**Task statement**.
Could you print all the entries exactly?

**Listing**.
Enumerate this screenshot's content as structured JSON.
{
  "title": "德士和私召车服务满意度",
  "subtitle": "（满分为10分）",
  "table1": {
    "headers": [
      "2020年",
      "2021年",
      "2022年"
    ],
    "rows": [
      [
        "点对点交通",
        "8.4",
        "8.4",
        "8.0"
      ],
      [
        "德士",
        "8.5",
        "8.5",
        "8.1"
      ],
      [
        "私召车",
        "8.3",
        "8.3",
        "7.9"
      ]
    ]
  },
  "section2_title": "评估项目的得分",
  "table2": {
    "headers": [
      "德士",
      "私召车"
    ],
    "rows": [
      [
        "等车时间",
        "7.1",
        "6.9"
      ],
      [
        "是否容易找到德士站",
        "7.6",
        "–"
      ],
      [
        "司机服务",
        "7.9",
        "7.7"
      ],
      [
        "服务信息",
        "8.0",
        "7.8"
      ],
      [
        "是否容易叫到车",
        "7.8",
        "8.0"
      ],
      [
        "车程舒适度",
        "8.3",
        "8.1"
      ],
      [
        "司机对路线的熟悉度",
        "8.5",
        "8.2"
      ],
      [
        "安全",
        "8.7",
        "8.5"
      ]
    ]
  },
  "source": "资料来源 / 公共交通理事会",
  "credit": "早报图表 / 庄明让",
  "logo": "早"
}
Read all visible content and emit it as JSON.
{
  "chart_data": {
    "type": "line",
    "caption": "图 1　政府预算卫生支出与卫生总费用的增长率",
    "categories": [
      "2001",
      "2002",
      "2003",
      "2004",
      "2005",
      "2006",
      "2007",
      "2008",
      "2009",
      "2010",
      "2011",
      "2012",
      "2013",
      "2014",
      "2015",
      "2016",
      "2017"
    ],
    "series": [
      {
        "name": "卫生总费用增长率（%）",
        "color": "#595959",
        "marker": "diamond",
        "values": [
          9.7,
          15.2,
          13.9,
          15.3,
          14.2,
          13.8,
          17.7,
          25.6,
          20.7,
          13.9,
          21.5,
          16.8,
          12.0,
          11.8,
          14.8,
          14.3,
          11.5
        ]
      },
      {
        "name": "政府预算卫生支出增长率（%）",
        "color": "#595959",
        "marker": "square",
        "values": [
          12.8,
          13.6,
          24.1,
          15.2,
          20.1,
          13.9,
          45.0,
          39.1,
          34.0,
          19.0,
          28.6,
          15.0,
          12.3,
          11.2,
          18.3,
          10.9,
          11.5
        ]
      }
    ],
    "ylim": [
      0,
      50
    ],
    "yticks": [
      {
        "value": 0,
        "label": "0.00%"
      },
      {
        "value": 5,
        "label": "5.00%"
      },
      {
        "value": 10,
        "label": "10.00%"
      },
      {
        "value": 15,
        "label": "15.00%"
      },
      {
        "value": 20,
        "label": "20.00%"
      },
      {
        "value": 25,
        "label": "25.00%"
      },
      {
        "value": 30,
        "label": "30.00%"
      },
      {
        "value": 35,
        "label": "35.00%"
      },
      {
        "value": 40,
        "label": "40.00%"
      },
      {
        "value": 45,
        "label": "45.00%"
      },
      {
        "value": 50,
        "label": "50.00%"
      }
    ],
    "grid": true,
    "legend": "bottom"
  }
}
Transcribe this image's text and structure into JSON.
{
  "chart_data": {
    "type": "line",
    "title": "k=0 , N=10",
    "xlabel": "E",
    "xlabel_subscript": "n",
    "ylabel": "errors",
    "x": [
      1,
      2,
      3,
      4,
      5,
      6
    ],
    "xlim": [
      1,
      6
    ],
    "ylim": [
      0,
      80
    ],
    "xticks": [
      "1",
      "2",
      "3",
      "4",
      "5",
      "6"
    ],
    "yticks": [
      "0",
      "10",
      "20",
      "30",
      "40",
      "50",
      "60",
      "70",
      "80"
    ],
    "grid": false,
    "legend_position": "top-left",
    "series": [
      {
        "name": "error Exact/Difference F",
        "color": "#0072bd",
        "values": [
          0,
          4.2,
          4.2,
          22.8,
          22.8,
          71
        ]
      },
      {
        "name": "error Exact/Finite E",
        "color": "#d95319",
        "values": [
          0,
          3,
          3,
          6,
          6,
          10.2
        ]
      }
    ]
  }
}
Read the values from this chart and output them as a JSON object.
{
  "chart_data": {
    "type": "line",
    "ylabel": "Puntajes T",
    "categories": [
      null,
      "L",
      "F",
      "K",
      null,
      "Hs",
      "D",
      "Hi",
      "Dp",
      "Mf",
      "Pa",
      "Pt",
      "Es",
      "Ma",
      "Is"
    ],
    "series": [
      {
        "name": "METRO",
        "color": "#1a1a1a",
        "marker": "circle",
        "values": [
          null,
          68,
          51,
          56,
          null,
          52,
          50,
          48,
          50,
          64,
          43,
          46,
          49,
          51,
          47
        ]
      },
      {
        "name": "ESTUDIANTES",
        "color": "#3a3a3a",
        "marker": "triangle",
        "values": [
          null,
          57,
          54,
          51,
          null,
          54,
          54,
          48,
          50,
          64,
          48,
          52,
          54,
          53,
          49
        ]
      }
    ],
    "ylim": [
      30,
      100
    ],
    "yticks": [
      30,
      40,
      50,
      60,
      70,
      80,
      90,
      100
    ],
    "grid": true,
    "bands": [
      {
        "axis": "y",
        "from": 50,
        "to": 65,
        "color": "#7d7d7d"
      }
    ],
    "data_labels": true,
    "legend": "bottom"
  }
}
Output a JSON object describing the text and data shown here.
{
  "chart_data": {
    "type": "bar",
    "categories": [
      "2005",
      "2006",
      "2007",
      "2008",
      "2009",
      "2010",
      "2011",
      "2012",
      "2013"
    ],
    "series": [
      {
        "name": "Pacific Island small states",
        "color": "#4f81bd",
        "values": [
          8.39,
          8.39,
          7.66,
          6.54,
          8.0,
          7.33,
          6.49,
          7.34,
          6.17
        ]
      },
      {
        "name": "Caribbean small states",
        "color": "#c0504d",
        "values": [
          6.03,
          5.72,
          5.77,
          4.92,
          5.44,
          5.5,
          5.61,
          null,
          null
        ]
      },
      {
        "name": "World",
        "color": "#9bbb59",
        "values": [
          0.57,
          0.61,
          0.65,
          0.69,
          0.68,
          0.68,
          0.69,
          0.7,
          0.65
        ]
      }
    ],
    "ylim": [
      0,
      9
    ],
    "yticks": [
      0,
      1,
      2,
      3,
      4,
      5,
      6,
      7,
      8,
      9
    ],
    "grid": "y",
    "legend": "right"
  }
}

**Response to the exercise**.
Enumerate this screenshot's content as structured JSON.
{
  "title": "德士和私召车服务满意度",
  "subtitle": "（满分为10分）",
  "table1": {
    "headers": [
      "2020年",
      "2021年",
      "2022年"
    ],
    "rows": [
      [
        "点对点交通",
        "8.4",
        "8.4",
        "8.0"
      ],
      [
        "德士",
        "8.5",
        "8.5",
        "8.1"
      ],
      [
        "私召车",
        "8.3",
        "8.3",
        "7.9"
      ]
    ]
  },
  "section2_title": "评估项目的得分",
  "table2": {
    "headers": [
      "德士",
      "私召车"
    ],
    "rows": [
      [
        "等车时间",
        "7.1",
        "6.9"
      ],
      [
        "是否容易找到德士站",
        "7.6",
        "–"
      ],
      [
        "司机服务",
        "7.9",
        "7.7"
      ],
      [
        "服务信息",
        "8.0",
        "7.8"
      ],
      [
        "是否容易叫到车",
        "7.8",
        "8.0"
      ],
      [
        "车程舒适度",
        "8.3",
        "8.1"
      ],
      [
        "司机对路线的熟悉度",
        "8.5",
        "8.2"
      ],
      [
        "安全",
        "8.7",
        "8.5"
      ]
    ]
  },
  "source": "资料来源 / 公共交通理事会",
  "credit": "早报图表 / 庄明让",
  "logo": "早"
}
Read all visible content and emit it as JSON.
{
  "chart_data": {
    "type": "line",
    "caption": "图 1　政府预算卫生支出与卫生总费用的增长率",
    "categories": [
      "2001",
      "2002",
      "2003",
      "2004",
      "2005",
      "2006",
      "2007",
      "2008",
      "2009",
      "2010",
      "2011",
      "2012",
      "2013",
      "2014",
      "2015",
      "2016",
      "2017"
    ],
    "series": [
      {
        "name": "卫生总费用增长率（%）",
        "color": "#595959",
        "marker": "diamond",
        "values": [
          9.7,
          15.2,
          13.9,
          15.3,
          14.2,
          13.8,
          17.7,
          25.6,
          20.7,
          13.9,
          21.5,
          16.8,
          12.0,
          11.8,
          14.8,
          14.3,
          11.5
        ]
      },
      {
        "name": "政府预算卫生支出增长率（%）",
        "color": "#595959",
        "marker": "square",
        "values": [
          12.8,
          13.6,
          24.1,
          15.2,
          20.1,
          13.9,
          45.0,
          39.1,
          34.0,
          19.0,
          28.6,
          15.0,
          12.3,
          11.2,
          18.3,
          10.9,
          11.5
        ]
      }
    ],
    "ylim": [
      0,
      50
    ],
    "yticks": [
      {
        "value": 0,
        "label": "0.00%"
      },
      {
        "value": 5,
        "label": "5.00%"
      },
      {
        "value": 10,
        "label": "10.00%"
      },
      {
        "value": 15,
        "label": "15.00%"
      },
      {
        "value": 20,
        "label": "20.00%"
      },
      {
        "value": 25,
        "label": "25.00%"
      },
      {
        "value": 30,
        "label": "30.00%"
      },
      {
        "value": 35,
        "label": "35.00%"
      },
      {
        "value": 40,
        "label": "40.00%"
      },
      {
        "value": 45,
        "label": "45.00%"
      },
      {
        "value": 50,
        "label": "50.00%"
      }
    ],
    "grid": true,
    "legend": "bottom"
  }
}
Transcribe this image's text and structure into JSON.
{
  "chart_data": {
    "type": "line",
    "title": "k=0 , N=10",
    "xlabel": "E",
    "xlabel_subscript": "n",
    "ylabel": "errors",
    "x": [
      1,
      2,
      3,
      4,
      5,
      6
    ],
    "xlim": [
      1,
      6
    ],
    "ylim": [
      0,
      80
    ],
    "xticks": [
      "1",
      "2",
      "3",
      "4",
      "5",
      "6"
    ],
    "yticks": [
      "0",
      "10",
      "20",
      "30",
      "40",
      "50",
      "60",
      "70",
      "80"
    ],
    "grid": false,
    "legend_position": "top-left",
    "series": [
      {
        "name": "error Exact/Difference F",
        "color": "#0072bd",
        "values": [
          0,
          4.2,
          4.2,
          22.8,
          22.8,
          71
        ]
      },
      {
        "name": "error Exact/Finite E",
        "color": "#d95319",
        "values": [
          0,
          3,
          3,
          6,
          6,
          10.2
        ]
      }
    ]
  }
}
Read the values from this chart and output them as a JSON object.
{
  "chart_data": {
    "type": "line",
    "ylabel": "Puntajes T",
    "categories": [
      null,
      "L",
      "F",
      "K",
      null,
      "Hs",
      "D",
      "Hi",
      "Dp",
      "Mf",
      "Pa",
      "Pt",
      "Es",
      "Ma",
      "Is"
    ],
    "series": [
      {
        "name": "METRO",
        "color": "#1a1a1a",
        "marker": "circle",
        "values": [
          null,
          68,
          51,
          56,
          null,
          52,
          50,
          48,
          50,
          64,
          43,
          46,
          49,
          51,
          47
        ]
      },
      {
        "name": "ESTUDIANTES",
        "color": "#3a3a3a",
        "marker": "triangle",
        "values": [
          null,
          57,
          54,
          51,
          null,
          54,
          54,
          48,
          50,
          64,
          48,
          52,
          54,
          53,
          49
        ]
      }
    ],
    "ylim": [
      30,
      100
    ],
    "yticks": [
      30,
      40,
      50,
      60,
      70,
      80,
      90,
      100
    ],
    "grid": true,
    "bands": [
      {
        "axis": "y",
        "from": 50,
        "to": 65,
        "color": "#7d7d7d"
      }
    ],
    "data_labels": true,
    "legend": "bottom"
  }
}
Output a JSON object describing the text and data shown here.
{
  "chart_data": {
    "type": "bar",
    "categories": [
      "2005",
      "2006",
      "2007",
      "2008",
      "2009",
      "2010",
      "2011",
      "2012",
      "2013"
    ],
    "series": [
      {
        "name": "Pacific Island small states",
        "color": "#4f81bd",
        "values": [
          8.39,
          8.39,
          7.66,
          6.54,
          8.0,
          7.33,
          6.49,
          7.34,
          6.17
        ]
      },
      {
        "name": "Caribbean small states",
        "color": "#c0504d",
        "values": [
          6.03,
          5.72,
          5.77,
          4.92,
          5.44,
          5.5,
          5.61,
          null,
          null
        ]
      },
      {
        "name": "World",
        "color": "#9bbb59",
        "values": [
          0.57,
          0.61,
          0.65,
          0.69,
          0.68,
          0.68,
          0.69,
          0.7,
          0.65
        ]
      }
    ],
    "ylim": [
      0,
      9
    ],
    "yticks": [
      0,
      1,
      2,
      3,
      4,
      5,
      6,
      7,
      8,
      9
    ],
    "grid": "y",
    "legend": "right"
  }
}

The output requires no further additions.